— Start —

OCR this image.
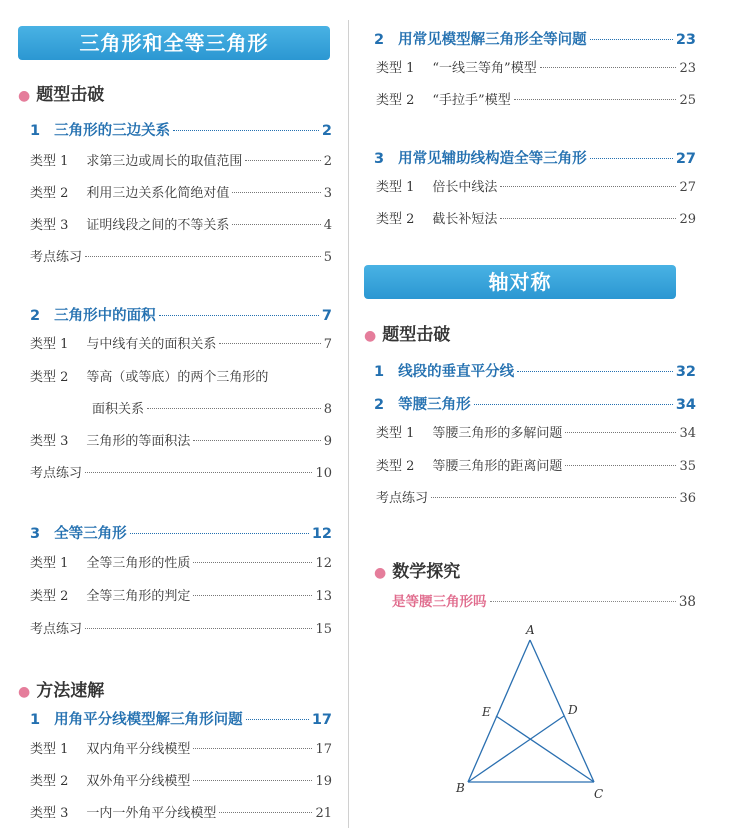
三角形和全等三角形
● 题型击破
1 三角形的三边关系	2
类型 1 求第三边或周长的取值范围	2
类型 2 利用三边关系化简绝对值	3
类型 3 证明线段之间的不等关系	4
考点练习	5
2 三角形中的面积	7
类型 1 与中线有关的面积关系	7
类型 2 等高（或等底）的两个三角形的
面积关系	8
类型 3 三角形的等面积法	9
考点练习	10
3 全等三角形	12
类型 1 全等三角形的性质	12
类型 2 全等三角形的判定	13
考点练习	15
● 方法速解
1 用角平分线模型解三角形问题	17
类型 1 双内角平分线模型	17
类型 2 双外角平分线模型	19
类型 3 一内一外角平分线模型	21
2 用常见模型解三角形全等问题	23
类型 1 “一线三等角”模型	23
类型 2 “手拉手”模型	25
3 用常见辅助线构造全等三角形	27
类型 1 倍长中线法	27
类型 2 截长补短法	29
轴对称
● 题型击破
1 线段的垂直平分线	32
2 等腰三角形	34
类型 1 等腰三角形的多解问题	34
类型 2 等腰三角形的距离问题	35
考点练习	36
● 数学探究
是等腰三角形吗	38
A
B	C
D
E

— End —
— Start —

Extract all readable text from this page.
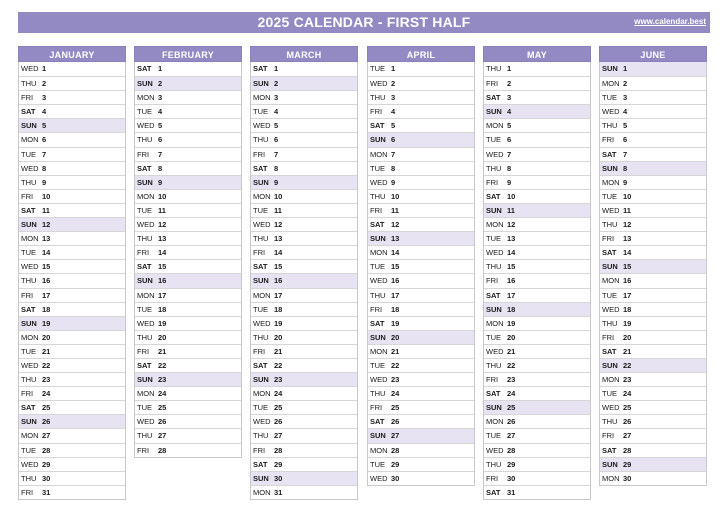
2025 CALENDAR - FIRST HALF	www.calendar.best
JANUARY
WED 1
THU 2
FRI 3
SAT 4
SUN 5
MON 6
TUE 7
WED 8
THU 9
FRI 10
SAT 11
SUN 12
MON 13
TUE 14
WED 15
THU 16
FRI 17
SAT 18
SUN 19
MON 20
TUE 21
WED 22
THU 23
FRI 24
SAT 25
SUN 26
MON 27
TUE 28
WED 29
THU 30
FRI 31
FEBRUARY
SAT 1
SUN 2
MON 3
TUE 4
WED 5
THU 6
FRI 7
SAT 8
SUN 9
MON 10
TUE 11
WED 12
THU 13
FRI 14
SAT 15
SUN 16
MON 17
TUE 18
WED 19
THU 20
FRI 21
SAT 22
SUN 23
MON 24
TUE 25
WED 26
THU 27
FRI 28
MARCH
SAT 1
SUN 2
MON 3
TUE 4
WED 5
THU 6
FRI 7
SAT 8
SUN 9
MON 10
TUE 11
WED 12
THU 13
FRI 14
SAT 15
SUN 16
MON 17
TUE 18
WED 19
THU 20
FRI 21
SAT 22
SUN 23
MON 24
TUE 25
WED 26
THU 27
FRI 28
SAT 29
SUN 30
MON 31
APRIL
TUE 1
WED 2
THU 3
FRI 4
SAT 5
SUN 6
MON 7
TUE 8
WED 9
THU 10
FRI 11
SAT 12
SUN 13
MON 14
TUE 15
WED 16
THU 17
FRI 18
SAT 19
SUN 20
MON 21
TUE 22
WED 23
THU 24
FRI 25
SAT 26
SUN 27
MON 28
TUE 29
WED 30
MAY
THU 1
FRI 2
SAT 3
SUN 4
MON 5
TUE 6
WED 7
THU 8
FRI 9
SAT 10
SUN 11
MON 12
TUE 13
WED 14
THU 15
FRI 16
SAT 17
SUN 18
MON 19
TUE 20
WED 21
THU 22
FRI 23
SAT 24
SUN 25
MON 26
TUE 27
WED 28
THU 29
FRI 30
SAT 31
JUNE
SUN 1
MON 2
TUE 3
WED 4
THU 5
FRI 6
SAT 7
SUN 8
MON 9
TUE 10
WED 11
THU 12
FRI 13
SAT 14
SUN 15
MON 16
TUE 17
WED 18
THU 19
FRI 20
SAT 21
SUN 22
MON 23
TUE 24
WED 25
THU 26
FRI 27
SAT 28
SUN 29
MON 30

— End —

_Problem details_
Pull out all lines containing "this".

_Task result_
OCR this image.
Extract all readable text from this page.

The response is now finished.